Description of the task: Identify each line containing the word "obcích" and copy it.

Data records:
__________________________________________________

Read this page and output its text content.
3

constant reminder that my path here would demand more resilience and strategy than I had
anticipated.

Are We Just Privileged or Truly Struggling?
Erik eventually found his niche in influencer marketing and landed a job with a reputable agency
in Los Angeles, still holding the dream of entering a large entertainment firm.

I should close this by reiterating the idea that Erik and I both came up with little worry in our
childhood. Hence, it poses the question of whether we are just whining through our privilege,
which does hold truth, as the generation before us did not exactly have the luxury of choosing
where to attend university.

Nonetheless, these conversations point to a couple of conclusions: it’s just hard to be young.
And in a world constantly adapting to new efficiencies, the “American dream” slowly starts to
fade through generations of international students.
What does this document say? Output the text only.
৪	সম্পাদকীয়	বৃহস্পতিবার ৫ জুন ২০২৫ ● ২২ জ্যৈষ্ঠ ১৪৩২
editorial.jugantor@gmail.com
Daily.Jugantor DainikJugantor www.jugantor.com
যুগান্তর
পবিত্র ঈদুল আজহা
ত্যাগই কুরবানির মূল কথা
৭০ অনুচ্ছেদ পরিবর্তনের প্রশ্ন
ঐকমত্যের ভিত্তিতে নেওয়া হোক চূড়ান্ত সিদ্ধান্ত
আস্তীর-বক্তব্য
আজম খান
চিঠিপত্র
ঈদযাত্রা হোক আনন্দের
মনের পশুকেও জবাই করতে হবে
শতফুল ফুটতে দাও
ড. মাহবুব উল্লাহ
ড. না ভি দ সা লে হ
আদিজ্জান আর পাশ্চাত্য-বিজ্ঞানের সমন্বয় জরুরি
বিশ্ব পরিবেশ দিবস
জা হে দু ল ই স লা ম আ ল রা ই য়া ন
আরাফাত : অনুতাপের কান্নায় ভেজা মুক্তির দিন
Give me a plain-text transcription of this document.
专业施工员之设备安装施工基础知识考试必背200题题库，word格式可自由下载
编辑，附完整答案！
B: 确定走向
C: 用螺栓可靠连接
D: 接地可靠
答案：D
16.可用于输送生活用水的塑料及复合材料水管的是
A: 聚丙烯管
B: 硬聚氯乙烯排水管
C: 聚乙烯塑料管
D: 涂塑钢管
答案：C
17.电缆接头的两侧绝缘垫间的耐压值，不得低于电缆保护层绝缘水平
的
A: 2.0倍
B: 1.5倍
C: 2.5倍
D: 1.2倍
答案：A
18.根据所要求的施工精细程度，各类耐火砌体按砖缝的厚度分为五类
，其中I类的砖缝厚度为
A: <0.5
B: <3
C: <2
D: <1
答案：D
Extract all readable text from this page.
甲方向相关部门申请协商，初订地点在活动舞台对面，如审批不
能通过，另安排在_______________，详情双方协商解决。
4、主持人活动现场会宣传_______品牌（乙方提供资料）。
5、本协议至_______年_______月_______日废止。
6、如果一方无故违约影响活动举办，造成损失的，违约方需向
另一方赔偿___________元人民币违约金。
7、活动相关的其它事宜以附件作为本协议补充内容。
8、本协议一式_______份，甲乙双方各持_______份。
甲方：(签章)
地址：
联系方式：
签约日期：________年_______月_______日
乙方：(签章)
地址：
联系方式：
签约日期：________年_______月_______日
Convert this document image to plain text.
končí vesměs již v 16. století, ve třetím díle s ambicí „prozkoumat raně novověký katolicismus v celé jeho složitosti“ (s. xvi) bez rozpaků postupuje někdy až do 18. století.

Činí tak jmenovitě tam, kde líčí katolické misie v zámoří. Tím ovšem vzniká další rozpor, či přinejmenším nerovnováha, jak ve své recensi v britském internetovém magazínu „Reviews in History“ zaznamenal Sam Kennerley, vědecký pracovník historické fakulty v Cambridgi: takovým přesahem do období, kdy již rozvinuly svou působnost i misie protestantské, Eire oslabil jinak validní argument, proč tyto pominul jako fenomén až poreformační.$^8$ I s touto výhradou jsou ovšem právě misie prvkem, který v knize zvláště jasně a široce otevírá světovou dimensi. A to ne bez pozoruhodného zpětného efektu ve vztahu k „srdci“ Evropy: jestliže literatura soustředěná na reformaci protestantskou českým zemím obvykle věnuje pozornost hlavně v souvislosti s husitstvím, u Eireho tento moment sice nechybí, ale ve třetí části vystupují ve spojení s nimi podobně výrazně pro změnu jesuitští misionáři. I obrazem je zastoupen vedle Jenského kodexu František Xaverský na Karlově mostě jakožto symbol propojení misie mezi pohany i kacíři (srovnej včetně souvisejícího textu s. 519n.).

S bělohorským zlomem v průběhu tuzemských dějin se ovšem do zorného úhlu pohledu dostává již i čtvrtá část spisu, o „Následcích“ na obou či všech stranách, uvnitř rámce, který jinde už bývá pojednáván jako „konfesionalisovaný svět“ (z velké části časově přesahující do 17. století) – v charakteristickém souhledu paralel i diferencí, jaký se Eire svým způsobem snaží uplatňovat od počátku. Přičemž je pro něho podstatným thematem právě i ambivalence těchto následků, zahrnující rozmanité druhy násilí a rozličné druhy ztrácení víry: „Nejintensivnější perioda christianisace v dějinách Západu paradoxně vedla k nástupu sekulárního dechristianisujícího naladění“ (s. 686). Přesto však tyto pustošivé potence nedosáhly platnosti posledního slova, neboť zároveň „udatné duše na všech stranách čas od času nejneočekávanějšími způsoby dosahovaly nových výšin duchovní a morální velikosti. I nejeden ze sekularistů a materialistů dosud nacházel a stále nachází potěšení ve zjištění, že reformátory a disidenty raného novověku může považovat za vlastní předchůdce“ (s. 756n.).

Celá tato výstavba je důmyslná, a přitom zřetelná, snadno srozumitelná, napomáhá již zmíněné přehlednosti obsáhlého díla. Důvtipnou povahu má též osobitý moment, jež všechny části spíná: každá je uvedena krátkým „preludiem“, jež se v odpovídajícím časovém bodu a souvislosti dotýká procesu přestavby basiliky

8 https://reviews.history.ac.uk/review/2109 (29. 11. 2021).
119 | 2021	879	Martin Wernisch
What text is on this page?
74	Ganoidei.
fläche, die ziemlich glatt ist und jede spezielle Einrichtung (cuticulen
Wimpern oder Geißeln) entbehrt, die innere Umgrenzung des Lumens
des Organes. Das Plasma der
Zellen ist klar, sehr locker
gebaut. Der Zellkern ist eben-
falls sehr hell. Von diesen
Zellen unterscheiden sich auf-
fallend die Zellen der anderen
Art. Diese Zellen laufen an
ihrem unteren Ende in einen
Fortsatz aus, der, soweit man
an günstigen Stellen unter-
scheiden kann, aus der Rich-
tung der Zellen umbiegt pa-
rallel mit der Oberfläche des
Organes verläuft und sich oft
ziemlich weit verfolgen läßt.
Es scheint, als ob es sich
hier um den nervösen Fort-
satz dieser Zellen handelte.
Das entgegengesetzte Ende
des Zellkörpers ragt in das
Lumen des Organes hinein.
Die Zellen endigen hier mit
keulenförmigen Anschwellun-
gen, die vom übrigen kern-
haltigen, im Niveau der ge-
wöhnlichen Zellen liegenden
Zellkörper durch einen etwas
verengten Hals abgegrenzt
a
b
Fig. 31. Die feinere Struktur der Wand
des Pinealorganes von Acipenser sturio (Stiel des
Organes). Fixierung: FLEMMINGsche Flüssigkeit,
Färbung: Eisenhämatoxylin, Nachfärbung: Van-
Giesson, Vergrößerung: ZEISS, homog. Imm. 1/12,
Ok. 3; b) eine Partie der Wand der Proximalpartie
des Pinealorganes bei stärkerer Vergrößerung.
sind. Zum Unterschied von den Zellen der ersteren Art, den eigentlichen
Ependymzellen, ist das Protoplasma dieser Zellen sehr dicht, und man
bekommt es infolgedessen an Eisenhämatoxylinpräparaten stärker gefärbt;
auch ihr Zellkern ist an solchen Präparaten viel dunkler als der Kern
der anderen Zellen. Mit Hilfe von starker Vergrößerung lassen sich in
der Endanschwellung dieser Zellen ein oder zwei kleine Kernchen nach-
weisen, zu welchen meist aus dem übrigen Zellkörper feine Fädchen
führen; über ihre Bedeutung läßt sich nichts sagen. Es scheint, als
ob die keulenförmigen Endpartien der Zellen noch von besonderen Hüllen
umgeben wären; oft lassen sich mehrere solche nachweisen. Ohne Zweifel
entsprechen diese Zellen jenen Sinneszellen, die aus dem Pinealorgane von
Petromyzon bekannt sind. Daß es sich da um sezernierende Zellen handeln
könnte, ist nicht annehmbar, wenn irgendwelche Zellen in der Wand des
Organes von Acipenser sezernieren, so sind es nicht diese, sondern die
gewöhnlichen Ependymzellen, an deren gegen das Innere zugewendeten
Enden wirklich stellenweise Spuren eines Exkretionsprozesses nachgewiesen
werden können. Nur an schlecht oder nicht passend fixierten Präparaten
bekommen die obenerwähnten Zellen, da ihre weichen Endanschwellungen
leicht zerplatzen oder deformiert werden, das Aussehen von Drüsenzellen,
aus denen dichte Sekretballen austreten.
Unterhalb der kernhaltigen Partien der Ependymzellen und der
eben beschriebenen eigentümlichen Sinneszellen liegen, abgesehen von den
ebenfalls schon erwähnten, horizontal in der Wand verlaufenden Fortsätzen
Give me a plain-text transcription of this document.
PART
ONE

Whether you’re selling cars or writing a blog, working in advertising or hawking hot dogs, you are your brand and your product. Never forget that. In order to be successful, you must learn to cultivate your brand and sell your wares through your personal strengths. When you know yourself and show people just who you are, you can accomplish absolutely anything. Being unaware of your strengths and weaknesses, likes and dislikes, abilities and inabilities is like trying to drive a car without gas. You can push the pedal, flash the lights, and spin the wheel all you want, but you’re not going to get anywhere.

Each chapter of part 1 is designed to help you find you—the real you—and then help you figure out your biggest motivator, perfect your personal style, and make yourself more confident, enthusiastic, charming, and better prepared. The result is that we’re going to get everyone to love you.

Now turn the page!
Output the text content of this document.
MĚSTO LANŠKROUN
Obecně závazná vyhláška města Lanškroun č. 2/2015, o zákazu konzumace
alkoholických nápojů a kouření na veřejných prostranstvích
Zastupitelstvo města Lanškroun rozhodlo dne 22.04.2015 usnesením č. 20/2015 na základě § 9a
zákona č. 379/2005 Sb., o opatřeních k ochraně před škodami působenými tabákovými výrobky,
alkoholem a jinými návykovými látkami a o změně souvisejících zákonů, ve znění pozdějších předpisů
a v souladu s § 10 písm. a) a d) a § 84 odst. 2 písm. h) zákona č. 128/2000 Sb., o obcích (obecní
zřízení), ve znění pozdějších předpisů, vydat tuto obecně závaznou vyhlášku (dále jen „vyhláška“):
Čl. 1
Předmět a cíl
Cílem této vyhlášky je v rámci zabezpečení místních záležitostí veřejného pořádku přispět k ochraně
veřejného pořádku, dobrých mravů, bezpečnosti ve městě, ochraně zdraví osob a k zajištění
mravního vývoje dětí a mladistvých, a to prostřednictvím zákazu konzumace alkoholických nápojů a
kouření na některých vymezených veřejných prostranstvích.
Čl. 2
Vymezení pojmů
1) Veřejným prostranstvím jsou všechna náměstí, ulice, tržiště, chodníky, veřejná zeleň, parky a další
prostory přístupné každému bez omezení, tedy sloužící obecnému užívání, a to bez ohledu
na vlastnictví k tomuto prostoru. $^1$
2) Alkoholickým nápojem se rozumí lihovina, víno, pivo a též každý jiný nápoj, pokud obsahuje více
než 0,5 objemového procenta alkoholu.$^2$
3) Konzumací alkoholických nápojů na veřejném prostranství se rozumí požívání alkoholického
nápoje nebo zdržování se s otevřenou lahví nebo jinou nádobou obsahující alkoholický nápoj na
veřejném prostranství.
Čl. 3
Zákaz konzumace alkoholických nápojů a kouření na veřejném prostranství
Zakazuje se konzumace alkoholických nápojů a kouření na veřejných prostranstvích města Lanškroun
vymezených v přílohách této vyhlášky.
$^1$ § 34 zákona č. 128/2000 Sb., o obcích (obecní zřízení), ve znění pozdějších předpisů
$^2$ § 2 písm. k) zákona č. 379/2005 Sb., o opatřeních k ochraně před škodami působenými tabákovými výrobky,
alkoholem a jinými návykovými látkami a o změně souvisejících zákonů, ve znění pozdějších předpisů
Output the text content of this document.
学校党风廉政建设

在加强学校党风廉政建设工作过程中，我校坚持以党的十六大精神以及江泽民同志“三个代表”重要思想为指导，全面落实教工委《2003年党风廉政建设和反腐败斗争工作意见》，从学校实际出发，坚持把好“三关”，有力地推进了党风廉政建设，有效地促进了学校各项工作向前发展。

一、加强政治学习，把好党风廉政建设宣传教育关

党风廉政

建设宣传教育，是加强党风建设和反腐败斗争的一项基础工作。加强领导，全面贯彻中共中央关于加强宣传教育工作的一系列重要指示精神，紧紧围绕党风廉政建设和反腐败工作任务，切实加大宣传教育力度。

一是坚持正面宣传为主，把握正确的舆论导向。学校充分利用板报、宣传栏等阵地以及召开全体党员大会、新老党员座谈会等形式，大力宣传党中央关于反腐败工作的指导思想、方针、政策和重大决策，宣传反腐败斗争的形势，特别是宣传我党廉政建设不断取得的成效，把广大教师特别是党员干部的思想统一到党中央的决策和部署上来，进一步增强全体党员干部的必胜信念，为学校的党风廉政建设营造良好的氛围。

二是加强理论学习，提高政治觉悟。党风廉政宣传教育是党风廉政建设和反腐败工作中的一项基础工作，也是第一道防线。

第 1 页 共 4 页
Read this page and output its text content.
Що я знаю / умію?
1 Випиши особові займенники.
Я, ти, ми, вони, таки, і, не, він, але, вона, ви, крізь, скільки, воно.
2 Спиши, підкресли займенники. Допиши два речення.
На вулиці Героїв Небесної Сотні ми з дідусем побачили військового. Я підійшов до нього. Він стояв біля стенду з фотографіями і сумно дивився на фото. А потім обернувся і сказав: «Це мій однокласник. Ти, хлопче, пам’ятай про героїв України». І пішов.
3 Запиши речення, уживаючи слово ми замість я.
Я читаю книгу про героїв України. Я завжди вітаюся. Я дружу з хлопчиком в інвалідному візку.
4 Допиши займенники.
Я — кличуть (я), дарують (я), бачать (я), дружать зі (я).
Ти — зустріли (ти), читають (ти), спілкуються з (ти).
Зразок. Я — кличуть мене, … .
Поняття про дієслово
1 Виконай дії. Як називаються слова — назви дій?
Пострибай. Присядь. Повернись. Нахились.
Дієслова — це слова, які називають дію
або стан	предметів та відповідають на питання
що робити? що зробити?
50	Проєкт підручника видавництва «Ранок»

__________________________________________________

Finished answer:
a v souladu s § 10 písm. a) a d) a § 84 odst. 2 písm. h) zákona č. 128/2000 Sb., o obcích (obecní
$^1$ § 34 zákona č. 128/2000 Sb., o obcích (obecní zřízení), ve znění pozdějších předpisů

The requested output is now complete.